Element boundary records
start

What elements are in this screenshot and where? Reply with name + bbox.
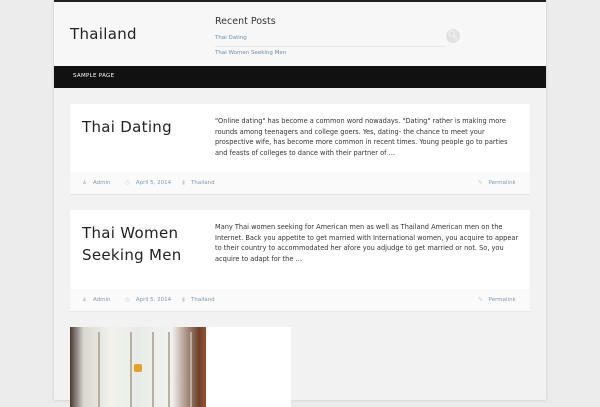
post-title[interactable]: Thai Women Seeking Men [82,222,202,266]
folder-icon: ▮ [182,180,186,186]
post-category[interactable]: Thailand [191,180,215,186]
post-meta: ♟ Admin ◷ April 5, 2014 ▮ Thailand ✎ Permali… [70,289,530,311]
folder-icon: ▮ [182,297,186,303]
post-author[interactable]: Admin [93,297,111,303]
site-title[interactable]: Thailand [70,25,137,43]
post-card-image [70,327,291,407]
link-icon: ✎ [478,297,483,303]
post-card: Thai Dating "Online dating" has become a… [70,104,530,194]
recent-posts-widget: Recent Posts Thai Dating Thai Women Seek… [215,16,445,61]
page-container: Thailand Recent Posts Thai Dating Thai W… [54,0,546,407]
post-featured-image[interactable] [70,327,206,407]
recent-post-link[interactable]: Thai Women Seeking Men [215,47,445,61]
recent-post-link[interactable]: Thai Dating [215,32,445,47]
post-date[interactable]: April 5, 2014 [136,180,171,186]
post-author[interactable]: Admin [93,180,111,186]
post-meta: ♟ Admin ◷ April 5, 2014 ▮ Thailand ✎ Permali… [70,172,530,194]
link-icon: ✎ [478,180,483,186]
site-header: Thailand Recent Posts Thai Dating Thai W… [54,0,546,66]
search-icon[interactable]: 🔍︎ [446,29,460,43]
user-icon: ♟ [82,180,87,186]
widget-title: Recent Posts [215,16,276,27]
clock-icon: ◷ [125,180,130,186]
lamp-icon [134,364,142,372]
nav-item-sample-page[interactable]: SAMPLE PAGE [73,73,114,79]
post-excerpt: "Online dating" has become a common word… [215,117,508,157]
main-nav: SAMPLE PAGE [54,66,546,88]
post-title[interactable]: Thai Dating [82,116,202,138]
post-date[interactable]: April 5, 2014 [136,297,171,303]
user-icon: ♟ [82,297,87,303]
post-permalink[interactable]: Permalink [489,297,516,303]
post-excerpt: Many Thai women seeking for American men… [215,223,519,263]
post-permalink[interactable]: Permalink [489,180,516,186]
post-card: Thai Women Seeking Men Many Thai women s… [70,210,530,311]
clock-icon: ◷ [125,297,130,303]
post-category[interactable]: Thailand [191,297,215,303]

end
start

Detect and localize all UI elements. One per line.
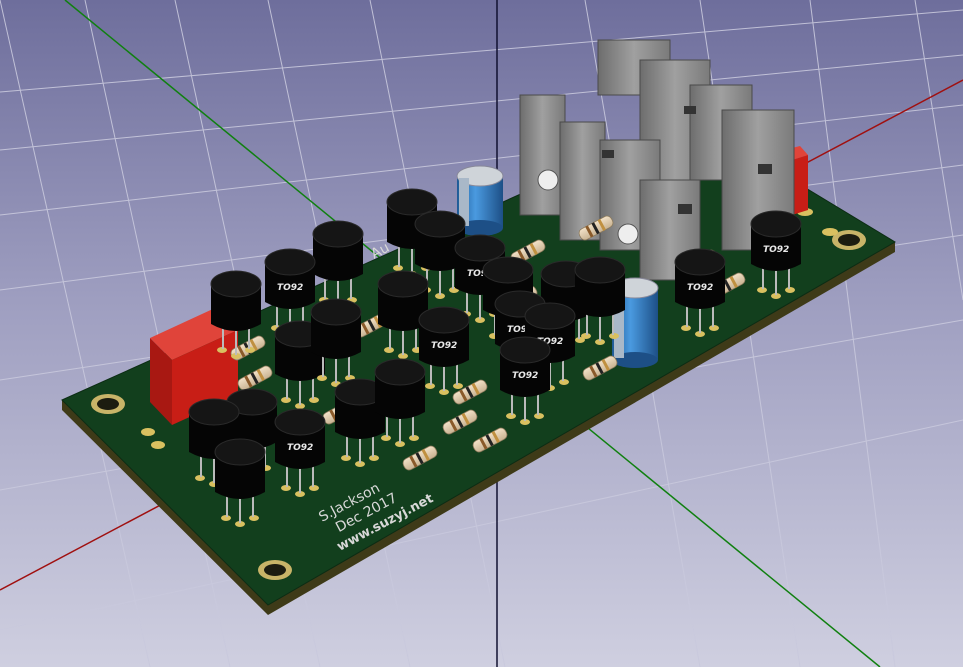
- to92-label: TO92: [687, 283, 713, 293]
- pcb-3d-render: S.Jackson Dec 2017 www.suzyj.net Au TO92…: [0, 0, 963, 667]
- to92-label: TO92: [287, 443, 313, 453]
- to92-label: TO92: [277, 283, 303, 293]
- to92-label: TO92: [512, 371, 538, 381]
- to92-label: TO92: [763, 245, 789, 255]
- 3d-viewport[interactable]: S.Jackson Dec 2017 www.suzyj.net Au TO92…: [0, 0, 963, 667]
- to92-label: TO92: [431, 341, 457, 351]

end

Reproduce, word for word, the rows above that begin with the line containing "post-title[interactable]: Thai Women" and end with the line containing "folder-icon: ▮ [182,297,186,303]", including both of those lines.

post-title[interactable]: Thai Women Seeking Men [82,222,202,266]
folder-icon: ▮ [182,180,186,186]
post-category[interactable]: Thailand [191,180,215,186]
post-meta: ♟ Admin ◷ April 5, 2014 ▮ Thailand ✎ Permali… [70,289,530,311]
folder-icon: ▮ [182,297,186,303]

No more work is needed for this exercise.